• [What you need to do]
Copy each line below that contains "likes".

··· Material supplied ···

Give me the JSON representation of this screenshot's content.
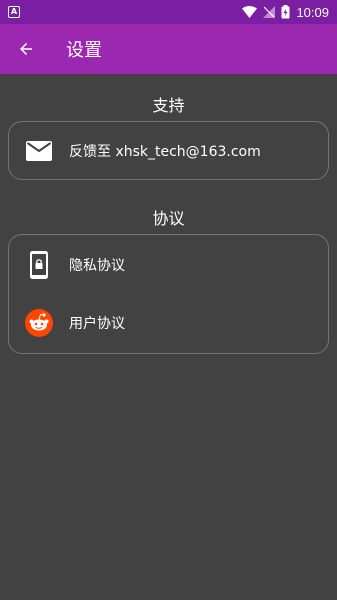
{
  "status_bar": {
    "time": "10:09",
    "app_badge": "A"
  },
  "toolbar": {
    "title": "设置"
  },
  "support": {
    "title": "支持",
    "feedback_label": "反馈至 xhsk_tech@163.com"
  },
  "agreement": {
    "title": "协议",
    "items": [
      {
        "label": "隐私协议",
        "icon": "phone-lock-icon"
      },
      {
        "label": "用户协议",
        "icon": "reddit-icon"
      }
    ]
  },
  "colors": {
    "status_bar": "#7B1FA2",
    "toolbar": "#9C27B0",
    "background": "#424242",
    "accent": "#FF4500"
  }
}
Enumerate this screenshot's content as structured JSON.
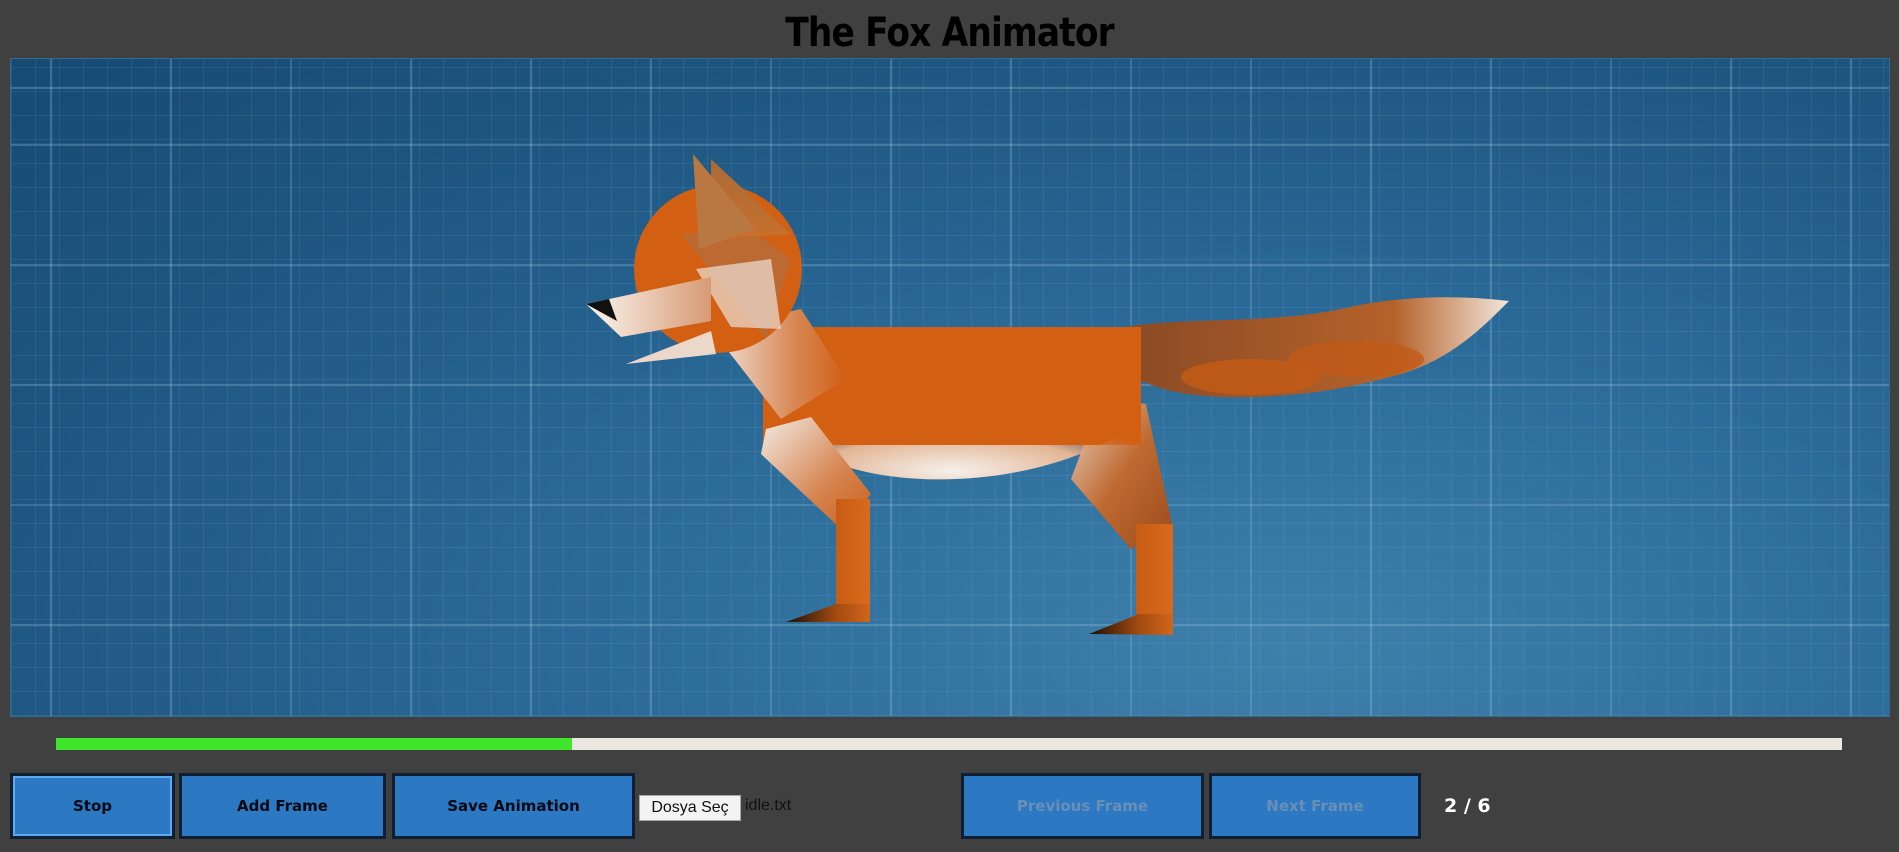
{
  "app": {
    "title": "The Fox Animator"
  },
  "playback": {
    "progress": 0.2888
  },
  "controls": {
    "stop_label": "Stop",
    "add_frame_label": "Add Frame",
    "save_animation_label": "Save Animation",
    "file_button_label": "Dosya Seç",
    "file_name": "idle.txt",
    "previous_frame_label": "Previous Frame",
    "next_frame_label": "Next Frame",
    "frame_counter": "2 / 6"
  },
  "colors": {
    "background": "#404040",
    "canvas_blue": "#2b6a98",
    "button_blue": "#2c78c3",
    "progress_green": "#3fe52a",
    "fox_orange": "#d25f12"
  }
}
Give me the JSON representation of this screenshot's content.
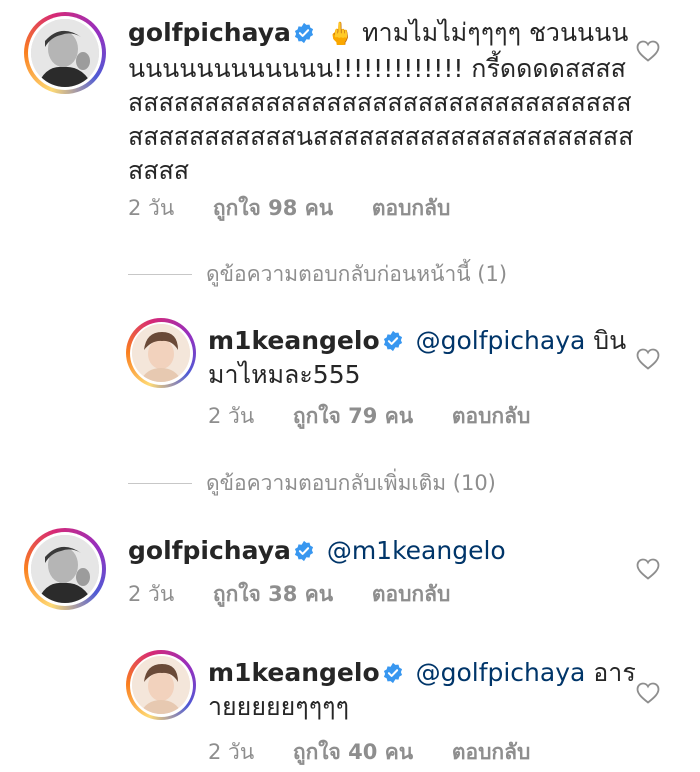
{
  "comments": [
    {
      "username": "golfpichaya",
      "emoji": "🖕",
      "text_first": " ทามไมไม่ๆๆๆๆ ชวนนนนนนนนนนนนนนนน!!!!!!!!!!!!! กรี้ดดดดสสสสสสสสสสสสสสสสสสสสสสสสสสสสสสสสสสสสสสสสสสสสสสสสนสสสสสสสสสสสสสสสสสสสสสสสสส",
      "time": "2 วัน",
      "likes": "ถูกใจ 98 คน",
      "reply": "ตอบกลับ"
    },
    {
      "username": "m1keangelo",
      "mention": "@golfpichaya",
      "text": " บินมาไหมละ555",
      "time": "2 วัน",
      "likes": "ถูกใจ 79 คน",
      "reply": "ตอบกลับ"
    },
    {
      "username": "golfpichaya",
      "mention": "@m1keangelo",
      "text": "",
      "time": "2 วัน",
      "likes": "ถูกใจ 38 คน",
      "reply": "ตอบกลับ"
    },
    {
      "username": "m1keangelo",
      "mention": "@golfpichaya",
      "text": " อารายยยยยๆๆๆๆ",
      "time": "2 วัน",
      "likes": "ถูกใจ 40 คน",
      "reply": "ตอบกลับ"
    }
  ],
  "view_previous_replies": "ดูข้อความตอบกลับก่อนหน้านี้ (1)",
  "view_more_replies": "ดูข้อความตอบกลับเพิ่มเติม (10)",
  "icons": {
    "verified": "verified-badge-icon",
    "like": "heart-outline-icon"
  },
  "colors": {
    "verified_blue": "#3897f0",
    "mention": "#003569",
    "meta_gray": "#8e8e8e"
  }
}
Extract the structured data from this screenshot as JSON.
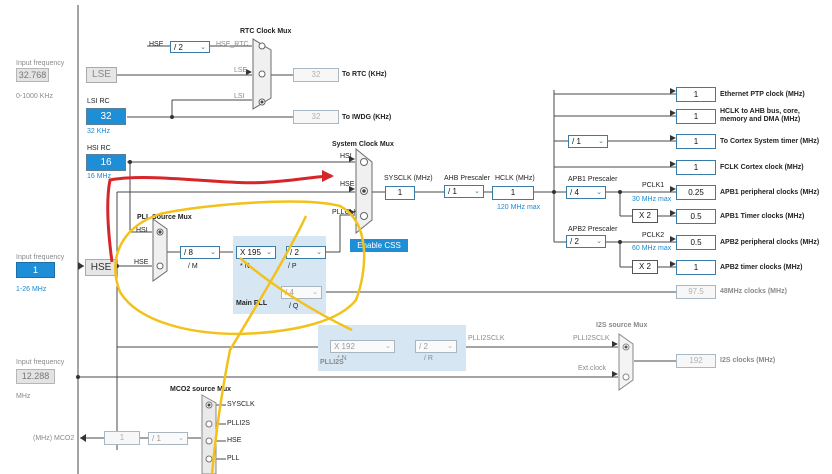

···

• [Expected output]
      "likes": "ถูกใจ 98 คน",
      "likes": "ถูกใจ 79 คน",
      "likes": "ถูกใจ 38 คน",
      "likes": "ถูกใจ 40 คน",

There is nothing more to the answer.